Exercise details: Search the records for the word "JSON" and pick out every line that has it.

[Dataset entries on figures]
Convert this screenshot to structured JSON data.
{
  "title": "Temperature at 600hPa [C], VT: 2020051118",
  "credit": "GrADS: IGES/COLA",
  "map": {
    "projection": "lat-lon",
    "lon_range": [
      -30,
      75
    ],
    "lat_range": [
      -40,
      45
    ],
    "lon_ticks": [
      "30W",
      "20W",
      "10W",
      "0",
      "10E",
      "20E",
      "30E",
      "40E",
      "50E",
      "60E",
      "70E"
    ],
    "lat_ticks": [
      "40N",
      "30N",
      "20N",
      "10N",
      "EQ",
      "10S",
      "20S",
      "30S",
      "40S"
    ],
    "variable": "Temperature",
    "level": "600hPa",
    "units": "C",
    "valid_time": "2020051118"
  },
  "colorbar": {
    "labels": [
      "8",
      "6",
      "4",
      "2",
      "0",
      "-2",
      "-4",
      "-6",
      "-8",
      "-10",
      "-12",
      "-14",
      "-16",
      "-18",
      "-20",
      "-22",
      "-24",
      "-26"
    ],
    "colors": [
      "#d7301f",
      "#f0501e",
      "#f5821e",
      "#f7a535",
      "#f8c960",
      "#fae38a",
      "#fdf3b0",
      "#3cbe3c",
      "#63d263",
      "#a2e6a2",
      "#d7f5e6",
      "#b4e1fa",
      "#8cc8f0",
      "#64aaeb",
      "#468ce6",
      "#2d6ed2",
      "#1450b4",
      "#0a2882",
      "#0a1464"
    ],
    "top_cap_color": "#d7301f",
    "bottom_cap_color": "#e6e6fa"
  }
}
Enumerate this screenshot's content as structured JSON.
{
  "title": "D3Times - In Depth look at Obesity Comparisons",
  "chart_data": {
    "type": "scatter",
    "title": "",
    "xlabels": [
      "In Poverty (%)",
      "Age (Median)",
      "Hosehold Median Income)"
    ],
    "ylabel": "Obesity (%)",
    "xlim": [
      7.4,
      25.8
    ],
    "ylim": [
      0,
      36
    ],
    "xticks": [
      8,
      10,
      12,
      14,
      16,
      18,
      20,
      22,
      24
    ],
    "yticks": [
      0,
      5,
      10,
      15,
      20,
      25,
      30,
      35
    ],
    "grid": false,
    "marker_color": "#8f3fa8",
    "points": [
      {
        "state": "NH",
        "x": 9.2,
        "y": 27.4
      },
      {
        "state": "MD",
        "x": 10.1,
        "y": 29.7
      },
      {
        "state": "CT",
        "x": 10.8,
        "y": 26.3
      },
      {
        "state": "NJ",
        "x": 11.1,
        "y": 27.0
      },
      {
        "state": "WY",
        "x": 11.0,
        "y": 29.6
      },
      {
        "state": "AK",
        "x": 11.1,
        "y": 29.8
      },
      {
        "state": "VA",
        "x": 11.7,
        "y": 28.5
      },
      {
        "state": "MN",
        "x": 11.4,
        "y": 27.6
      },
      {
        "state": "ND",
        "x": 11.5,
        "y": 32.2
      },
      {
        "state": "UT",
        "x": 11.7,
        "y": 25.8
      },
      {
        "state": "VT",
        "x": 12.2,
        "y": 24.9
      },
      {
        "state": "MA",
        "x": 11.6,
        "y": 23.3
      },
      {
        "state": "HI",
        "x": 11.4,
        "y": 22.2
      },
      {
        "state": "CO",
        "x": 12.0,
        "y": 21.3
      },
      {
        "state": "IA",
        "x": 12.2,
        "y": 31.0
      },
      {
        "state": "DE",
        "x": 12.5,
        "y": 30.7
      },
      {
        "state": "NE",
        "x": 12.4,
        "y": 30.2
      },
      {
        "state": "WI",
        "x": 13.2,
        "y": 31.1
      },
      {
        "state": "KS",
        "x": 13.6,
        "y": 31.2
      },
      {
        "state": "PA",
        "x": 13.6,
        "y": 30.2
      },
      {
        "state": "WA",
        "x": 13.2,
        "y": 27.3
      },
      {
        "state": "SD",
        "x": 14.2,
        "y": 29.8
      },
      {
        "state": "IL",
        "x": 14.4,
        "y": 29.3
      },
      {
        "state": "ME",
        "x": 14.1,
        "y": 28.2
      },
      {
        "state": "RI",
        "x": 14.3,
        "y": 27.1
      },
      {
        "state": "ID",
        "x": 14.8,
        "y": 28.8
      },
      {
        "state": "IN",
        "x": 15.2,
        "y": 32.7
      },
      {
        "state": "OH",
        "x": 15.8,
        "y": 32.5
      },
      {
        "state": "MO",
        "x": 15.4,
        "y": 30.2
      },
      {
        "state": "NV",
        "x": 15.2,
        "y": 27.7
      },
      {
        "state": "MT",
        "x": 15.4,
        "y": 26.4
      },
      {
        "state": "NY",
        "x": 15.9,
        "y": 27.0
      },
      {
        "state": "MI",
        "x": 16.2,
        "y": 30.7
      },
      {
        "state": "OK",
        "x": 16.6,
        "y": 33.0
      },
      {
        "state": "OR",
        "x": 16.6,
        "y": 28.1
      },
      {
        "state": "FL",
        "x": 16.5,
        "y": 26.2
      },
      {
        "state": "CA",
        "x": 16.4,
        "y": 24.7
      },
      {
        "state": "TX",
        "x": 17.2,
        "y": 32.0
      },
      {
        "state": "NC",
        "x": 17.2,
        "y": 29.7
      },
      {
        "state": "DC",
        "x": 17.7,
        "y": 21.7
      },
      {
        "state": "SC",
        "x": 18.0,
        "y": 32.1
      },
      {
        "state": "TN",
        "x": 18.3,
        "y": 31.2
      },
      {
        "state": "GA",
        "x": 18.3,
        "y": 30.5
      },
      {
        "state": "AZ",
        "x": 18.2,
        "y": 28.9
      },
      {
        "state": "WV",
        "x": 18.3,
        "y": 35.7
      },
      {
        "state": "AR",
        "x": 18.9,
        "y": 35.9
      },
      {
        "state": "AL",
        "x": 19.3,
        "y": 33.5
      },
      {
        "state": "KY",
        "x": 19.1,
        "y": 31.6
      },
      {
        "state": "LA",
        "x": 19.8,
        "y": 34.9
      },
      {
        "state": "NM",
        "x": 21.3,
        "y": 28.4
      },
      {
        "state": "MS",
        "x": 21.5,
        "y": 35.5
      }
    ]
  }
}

Output for this exercise:
Convert this screenshot to structured JSON data.
Enumerate this screenshot's content as structured JSON.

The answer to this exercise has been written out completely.